*** Task material
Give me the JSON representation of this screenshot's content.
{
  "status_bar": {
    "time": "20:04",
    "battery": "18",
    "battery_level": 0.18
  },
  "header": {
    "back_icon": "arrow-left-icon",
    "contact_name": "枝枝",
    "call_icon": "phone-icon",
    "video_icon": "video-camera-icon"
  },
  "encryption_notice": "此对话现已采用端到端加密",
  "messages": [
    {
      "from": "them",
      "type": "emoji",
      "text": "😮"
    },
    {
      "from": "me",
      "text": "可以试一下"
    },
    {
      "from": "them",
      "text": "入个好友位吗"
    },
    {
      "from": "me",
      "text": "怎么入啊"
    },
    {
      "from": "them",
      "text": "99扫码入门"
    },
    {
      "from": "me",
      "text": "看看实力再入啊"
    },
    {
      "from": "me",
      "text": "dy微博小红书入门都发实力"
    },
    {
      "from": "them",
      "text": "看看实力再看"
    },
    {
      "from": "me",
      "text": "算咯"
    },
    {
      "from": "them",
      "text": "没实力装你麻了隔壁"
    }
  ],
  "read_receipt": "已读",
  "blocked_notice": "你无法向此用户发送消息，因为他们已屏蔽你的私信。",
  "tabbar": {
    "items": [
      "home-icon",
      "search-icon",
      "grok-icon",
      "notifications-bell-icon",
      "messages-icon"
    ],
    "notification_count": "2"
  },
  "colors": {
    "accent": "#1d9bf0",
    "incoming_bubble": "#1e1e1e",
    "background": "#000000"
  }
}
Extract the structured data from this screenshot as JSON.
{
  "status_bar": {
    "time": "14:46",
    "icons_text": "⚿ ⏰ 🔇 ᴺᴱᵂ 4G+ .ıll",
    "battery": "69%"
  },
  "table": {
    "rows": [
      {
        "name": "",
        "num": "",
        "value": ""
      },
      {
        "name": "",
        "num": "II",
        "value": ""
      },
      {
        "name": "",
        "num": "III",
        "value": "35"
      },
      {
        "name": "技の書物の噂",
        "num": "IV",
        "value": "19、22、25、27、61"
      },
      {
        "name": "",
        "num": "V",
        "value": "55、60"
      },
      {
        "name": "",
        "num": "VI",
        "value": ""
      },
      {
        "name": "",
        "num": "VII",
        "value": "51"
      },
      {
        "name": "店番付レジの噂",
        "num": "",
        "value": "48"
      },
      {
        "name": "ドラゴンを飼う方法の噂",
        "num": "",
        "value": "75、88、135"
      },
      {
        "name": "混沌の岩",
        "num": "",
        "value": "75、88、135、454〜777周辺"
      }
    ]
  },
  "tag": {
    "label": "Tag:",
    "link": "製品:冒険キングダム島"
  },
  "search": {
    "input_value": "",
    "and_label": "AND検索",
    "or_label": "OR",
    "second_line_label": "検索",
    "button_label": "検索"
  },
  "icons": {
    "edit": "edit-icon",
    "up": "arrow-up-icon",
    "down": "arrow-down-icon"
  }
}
******
▶ _What is required_
Transcribe the whole listing with nothing added or left out.

▶ _The answer_
Give me the JSON representation of this screenshot's content.
{
  "status_bar": {
    "time": "20:04",
    "battery": "18",
    "battery_level": 0.18
  },
  "header": {
    "back_icon": "arrow-left-icon",
    "contact_name": "枝枝",
    "call_icon": "phone-icon",
    "video_icon": "video-camera-icon"
  },
  "encryption_notice": "此对话现已采用端到端加密",
  "messages": [
    {
      "from": "them",
      "type": "emoji",
      "text": "😮"
    },
    {
      "from": "me",
      "text": "可以试一下"
    },
    {
      "from": "them",
      "text": "入个好友位吗"
    },
    {
      "from": "me",
      "text": "怎么入啊"
    },
    {
      "from": "them",
      "text": "99扫码入门"
    },
    {
      "from": "me",
      "text": "看看实力再入啊"
    },
    {
      "from": "me",
      "text": "dy微博小红书入门都发实力"
    },
    {
      "from": "them",
      "text": "看看实力再看"
    },
    {
      "from": "me",
      "text": "算咯"
    },
    {
      "from": "them",
      "text": "没实力装你麻了隔壁"
    }
  ],
  "read_receipt": "已读",
  "blocked_notice": "你无法向此用户发送消息，因为他们已屏蔽你的私信。",
  "tabbar": {
    "items": [
      "home-icon",
      "search-icon",
      "grok-icon",
      "notifications-bell-icon",
      "messages-icon"
    ],
    "notification_count": "2"
  },
  "colors": {
    "accent": "#1d9bf0",
    "incoming_bubble": "#1e1e1e",
    "background": "#000000"
  }
}
Extract the structured data from this screenshot as JSON.
{
  "status_bar": {
    "time": "14:46",
    "icons_text": "⚿ ⏰ 🔇 ᴺᴱᵂ 4G+ .ıll",
    "battery": "69%"
  },
  "table": {
    "rows": [
      {
        "name": "",
        "num": "",
        "value": ""
      },
      {
        "name": "",
        "num": "II",
        "value": ""
      },
      {
        "name": "",
        "num": "III",
        "value": "35"
      },
      {
        "name": "技の書物の噂",
        "num": "IV",
        "value": "19、22、25、27、61"
      },
      {
        "name": "",
        "num": "V",
        "value": "55、60"
      },
      {
        "name": "",
        "num": "VI",
        "value": ""
      },
      {
        "name": "",
        "num": "VII",
        "value": "51"
      },
      {
        "name": "店番付レジの噂",
        "num": "",
        "value": "48"
      },
      {
        "name": "ドラゴンを飼う方法の噂",
        "num": "",
        "value": "75、88、135"
      },
      {
        "name": "混沌の岩",
        "num": "",
        "value": "75、88、135、454〜777周辺"
      }
    ]
  },
  "tag": {
    "label": "Tag:",
    "link": "製品:冒険キングダム島"
  },
  "search": {
    "input_value": "",
    "and_label": "AND検索",
    "or_label": "OR",
    "second_line_label": "検索",
    "button_label": "検索"
  },
  "icons": {
    "edit": "edit-icon",
    "up": "arrow-up-icon",
    "down": "arrow-down-icon"
  }
}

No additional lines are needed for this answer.